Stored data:

|---|

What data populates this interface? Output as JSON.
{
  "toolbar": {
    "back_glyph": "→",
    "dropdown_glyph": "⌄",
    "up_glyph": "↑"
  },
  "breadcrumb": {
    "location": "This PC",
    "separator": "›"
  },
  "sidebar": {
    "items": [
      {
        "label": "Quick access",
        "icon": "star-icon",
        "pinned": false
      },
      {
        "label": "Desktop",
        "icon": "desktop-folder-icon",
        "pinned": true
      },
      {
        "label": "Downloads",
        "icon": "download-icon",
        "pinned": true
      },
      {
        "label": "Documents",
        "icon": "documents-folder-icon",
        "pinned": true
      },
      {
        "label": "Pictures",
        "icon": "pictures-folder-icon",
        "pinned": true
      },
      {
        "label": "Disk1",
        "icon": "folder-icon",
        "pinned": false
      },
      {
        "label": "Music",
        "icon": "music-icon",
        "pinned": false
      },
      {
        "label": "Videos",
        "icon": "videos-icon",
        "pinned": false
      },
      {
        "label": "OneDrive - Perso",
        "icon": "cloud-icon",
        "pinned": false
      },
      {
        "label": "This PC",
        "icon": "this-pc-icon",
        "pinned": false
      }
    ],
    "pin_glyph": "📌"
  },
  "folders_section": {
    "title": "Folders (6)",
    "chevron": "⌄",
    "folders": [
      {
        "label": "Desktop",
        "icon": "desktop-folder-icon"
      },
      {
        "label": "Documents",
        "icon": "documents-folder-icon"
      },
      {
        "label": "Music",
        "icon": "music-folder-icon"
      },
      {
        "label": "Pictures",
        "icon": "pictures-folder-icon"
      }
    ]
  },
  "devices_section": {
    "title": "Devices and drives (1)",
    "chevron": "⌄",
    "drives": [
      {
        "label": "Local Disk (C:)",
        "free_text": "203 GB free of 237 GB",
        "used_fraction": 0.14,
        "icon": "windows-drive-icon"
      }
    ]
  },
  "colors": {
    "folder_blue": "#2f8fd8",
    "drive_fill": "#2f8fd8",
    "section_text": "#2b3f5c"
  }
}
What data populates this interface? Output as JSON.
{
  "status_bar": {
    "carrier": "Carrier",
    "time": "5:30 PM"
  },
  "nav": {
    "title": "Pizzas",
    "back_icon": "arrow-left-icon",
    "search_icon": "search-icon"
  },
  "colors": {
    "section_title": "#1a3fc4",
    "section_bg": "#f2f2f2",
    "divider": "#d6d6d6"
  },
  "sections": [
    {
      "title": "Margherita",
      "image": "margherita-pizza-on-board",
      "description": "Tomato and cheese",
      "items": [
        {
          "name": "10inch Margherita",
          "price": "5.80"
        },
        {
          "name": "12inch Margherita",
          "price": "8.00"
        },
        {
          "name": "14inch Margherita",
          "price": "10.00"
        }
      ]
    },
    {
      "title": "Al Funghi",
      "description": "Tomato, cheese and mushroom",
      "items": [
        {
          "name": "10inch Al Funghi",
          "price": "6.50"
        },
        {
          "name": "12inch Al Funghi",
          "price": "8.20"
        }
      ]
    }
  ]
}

|---|

[EXERCISE OBJECTIVE]
Repeat every record, exactly as written.

[ANSWER BELOW]
What data populates this interface? Output as JSON.
{
  "toolbar": {
    "back_glyph": "→",
    "dropdown_glyph": "⌄",
    "up_glyph": "↑"
  },
  "breadcrumb": {
    "location": "This PC",
    "separator": "›"
  },
  "sidebar": {
    "items": [
      {
        "label": "Quick access",
        "icon": "star-icon",
        "pinned": false
      },
      {
        "label": "Desktop",
        "icon": "desktop-folder-icon",
        "pinned": true
      },
      {
        "label": "Downloads",
        "icon": "download-icon",
        "pinned": true
      },
      {
        "label": "Documents",
        "icon": "documents-folder-icon",
        "pinned": true
      },
      {
        "label": "Pictures",
        "icon": "pictures-folder-icon",
        "pinned": true
      },
      {
        "label": "Disk1",
        "icon": "folder-icon",
        "pinned": false
      },
      {
        "label": "Music",
        "icon": "music-icon",
        "pinned": false
      },
      {
        "label": "Videos",
        "icon": "videos-icon",
        "pinned": false
      },
      {
        "label": "OneDrive - Perso",
        "icon": "cloud-icon",
        "pinned": false
      },
      {
        "label": "This PC",
        "icon": "this-pc-icon",
        "pinned": false
      }
    ],
    "pin_glyph": "📌"
  },
  "folders_section": {
    "title": "Folders (6)",
    "chevron": "⌄",
    "folders": [
      {
        "label": "Desktop",
        "icon": "desktop-folder-icon"
      },
      {
        "label": "Documents",
        "icon": "documents-folder-icon"
      },
      {
        "label": "Music",
        "icon": "music-folder-icon"
      },
      {
        "label": "Pictures",
        "icon": "pictures-folder-icon"
      }
    ]
  },
  "devices_section": {
    "title": "Devices and drives (1)",
    "chevron": "⌄",
    "drives": [
      {
        "label": "Local Disk (C:)",
        "free_text": "203 GB free of 237 GB",
        "used_fraction": 0.14,
        "icon": "windows-drive-icon"
      }
    ]
  },
  "colors": {
    "folder_blue": "#2f8fd8",
    "drive_fill": "#2f8fd8",
    "section_text": "#2b3f5c"
  }
}
What data populates this interface? Output as JSON.
{
  "status_bar": {
    "carrier": "Carrier",
    "time": "5:30 PM"
  },
  "nav": {
    "title": "Pizzas",
    "back_icon": "arrow-left-icon",
    "search_icon": "search-icon"
  },
  "colors": {
    "section_title": "#1a3fc4",
    "section_bg": "#f2f2f2",
    "divider": "#d6d6d6"
  },
  "sections": [
    {
      "title": "Margherita",
      "image": "margherita-pizza-on-board",
      "description": "Tomato and cheese",
      "items": [
        {
          "name": "10inch Margherita",
          "price": "5.80"
        },
        {
          "name": "12inch Margherita",
          "price": "8.00"
        },
        {
          "name": "14inch Margherita",
          "price": "10.00"
        }
      ]
    },
    {
      "title": "Al Funghi",
      "description": "Tomato, cheese and mushroom",
      "items": [
        {
          "name": "10inch Al Funghi",
          "price": "6.50"
        },
        {
          "name": "12inch Al Funghi",
          "price": "8.20"
        }
      ]
    }
  ]
}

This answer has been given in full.